◆ **What the task requires**
Locate all lines in the data below that hold "animals" and show them.
⁂
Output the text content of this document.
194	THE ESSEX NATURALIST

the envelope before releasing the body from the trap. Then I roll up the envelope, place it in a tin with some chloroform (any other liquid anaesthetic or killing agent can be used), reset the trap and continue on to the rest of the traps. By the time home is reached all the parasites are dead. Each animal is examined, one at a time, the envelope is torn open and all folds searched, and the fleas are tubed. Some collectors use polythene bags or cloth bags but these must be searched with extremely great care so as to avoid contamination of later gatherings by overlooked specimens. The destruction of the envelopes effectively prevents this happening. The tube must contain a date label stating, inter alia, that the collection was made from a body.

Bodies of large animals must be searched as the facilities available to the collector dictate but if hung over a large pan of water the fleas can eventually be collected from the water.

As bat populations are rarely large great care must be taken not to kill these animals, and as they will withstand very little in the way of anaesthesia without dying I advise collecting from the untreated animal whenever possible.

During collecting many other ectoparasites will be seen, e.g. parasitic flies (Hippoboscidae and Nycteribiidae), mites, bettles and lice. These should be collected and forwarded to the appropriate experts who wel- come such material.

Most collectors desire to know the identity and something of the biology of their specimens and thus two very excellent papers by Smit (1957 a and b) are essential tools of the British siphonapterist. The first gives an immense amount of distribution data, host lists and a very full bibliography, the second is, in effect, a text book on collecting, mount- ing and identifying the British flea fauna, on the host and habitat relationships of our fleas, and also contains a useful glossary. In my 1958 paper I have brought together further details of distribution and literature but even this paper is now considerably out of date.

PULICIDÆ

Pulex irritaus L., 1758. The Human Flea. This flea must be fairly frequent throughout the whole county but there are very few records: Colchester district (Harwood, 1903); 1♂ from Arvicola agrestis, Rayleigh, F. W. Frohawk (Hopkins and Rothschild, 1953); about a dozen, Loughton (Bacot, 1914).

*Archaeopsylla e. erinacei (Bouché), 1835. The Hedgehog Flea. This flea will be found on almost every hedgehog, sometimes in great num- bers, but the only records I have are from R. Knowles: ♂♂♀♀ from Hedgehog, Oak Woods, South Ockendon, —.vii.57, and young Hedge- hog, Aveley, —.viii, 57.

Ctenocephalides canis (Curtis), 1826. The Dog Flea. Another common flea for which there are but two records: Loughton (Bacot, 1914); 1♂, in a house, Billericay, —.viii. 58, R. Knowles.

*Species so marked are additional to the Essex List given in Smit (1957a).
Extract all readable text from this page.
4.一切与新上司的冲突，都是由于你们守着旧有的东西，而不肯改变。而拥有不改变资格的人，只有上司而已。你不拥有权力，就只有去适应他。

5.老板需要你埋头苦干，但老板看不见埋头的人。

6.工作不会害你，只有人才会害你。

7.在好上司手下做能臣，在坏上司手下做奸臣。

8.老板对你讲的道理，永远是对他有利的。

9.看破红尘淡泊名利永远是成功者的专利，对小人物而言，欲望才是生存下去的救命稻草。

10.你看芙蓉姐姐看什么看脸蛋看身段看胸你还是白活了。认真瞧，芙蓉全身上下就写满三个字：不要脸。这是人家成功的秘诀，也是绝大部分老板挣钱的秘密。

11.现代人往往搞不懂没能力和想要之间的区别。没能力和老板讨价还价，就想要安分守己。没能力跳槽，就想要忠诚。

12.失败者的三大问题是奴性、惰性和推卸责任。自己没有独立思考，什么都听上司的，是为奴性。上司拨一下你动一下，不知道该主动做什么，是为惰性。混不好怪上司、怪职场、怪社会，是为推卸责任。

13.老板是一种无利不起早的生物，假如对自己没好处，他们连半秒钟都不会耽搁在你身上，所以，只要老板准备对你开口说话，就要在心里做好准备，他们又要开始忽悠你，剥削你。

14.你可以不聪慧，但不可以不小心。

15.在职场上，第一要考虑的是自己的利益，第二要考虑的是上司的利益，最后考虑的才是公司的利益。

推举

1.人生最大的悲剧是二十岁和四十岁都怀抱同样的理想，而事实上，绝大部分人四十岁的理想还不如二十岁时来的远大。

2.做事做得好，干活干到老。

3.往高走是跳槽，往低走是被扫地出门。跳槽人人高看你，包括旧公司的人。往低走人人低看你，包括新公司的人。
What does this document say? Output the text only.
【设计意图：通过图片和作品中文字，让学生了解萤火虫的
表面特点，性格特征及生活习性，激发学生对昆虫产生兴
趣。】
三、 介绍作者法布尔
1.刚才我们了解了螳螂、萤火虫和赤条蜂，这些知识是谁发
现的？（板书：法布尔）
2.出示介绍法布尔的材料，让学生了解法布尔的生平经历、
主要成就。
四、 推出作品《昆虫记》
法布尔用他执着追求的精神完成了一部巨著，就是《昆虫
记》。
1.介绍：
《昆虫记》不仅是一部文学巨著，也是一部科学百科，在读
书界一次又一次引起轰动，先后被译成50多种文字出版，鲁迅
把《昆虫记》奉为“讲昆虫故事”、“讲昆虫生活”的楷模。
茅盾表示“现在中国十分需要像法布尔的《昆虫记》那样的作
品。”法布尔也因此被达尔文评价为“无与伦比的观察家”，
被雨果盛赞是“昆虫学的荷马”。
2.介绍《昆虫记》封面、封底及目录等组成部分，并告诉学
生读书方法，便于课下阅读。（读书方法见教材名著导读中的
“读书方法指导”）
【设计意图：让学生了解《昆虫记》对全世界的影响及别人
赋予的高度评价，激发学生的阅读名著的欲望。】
⁂
◆ **Output of the task**
Bodies of large animals must be searched as the facilities available to the collector dictate but if hung over a large pan of water the fleas can eventually be collected from the water.
As bat populations are rarely large great care must be taken not to kill these animals, and as they will withstand very little in the way of anaesthesia without dying I advise collecting from the untreated animal whenever possible.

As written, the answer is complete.